Material shown.
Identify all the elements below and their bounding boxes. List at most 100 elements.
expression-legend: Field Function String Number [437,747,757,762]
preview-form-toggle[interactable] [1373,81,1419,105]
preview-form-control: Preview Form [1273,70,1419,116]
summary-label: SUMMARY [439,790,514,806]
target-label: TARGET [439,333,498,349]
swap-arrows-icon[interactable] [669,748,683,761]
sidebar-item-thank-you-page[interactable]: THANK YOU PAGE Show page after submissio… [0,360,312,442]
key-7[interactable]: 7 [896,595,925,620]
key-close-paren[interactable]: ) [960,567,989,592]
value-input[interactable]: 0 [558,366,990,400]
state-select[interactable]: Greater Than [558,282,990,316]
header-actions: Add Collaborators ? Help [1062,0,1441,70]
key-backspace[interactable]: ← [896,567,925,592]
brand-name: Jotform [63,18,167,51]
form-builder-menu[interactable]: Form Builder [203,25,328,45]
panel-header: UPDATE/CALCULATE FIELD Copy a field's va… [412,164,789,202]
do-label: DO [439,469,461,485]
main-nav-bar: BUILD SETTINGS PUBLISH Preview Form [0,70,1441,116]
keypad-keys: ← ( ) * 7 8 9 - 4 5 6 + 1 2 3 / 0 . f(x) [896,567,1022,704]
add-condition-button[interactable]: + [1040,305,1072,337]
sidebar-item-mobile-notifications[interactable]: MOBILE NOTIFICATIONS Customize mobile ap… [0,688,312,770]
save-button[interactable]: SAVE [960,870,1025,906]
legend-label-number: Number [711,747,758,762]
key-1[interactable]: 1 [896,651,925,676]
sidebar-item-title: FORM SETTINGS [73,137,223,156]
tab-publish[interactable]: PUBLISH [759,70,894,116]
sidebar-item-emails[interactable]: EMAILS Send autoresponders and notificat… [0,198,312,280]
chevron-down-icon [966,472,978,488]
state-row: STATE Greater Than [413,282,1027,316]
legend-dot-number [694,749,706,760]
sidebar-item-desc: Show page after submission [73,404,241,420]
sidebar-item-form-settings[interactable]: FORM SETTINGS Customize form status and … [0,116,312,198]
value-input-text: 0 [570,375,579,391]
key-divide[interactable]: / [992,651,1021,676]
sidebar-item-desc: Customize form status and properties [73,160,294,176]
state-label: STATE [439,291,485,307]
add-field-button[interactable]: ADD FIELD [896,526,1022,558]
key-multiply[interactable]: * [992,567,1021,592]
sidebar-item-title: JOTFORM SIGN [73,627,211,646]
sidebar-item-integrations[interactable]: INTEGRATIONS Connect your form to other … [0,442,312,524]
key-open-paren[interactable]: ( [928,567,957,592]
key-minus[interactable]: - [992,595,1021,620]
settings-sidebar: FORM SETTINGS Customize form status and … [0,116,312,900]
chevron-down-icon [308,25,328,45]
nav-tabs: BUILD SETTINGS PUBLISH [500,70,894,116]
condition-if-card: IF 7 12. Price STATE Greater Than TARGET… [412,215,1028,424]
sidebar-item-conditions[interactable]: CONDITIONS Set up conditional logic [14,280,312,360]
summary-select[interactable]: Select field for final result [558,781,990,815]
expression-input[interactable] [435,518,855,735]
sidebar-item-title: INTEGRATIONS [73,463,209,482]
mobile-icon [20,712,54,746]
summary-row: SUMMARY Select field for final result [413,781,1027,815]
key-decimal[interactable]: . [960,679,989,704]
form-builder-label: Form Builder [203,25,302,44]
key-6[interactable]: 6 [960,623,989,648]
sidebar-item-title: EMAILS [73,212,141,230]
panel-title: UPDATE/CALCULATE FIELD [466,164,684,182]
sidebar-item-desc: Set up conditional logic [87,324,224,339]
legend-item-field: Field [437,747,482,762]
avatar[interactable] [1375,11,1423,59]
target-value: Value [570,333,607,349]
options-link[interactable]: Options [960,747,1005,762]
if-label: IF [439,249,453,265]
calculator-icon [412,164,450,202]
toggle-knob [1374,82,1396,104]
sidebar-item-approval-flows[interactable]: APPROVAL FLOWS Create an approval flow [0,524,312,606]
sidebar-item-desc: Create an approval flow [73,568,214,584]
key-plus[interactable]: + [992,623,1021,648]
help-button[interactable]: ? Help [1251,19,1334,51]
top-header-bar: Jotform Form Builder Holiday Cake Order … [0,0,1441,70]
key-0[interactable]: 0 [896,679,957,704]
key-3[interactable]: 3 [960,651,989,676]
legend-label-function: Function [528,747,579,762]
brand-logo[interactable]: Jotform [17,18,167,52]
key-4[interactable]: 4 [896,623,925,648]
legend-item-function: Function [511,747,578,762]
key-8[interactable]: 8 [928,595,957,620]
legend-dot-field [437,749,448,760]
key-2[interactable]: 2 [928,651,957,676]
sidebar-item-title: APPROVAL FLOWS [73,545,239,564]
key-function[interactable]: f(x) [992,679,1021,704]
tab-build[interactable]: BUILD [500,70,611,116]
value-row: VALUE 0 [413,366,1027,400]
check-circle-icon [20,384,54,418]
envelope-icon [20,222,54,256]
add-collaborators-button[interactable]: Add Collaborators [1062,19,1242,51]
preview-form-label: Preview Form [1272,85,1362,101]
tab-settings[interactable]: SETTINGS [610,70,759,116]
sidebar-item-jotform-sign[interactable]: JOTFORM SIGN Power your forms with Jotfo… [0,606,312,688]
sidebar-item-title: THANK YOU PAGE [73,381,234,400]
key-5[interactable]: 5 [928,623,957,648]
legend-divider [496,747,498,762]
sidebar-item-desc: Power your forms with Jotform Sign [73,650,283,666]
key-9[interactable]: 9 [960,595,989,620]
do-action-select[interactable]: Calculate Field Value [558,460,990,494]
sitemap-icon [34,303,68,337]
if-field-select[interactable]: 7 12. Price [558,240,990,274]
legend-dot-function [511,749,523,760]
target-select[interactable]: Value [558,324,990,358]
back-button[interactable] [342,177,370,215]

Set exercise. Locate each line in the material above that contains the string "down" and copy those lines out in full.

Written solution.
chevron-down-icon [966,472,978,488]
chevron-down-icon [308,25,328,45]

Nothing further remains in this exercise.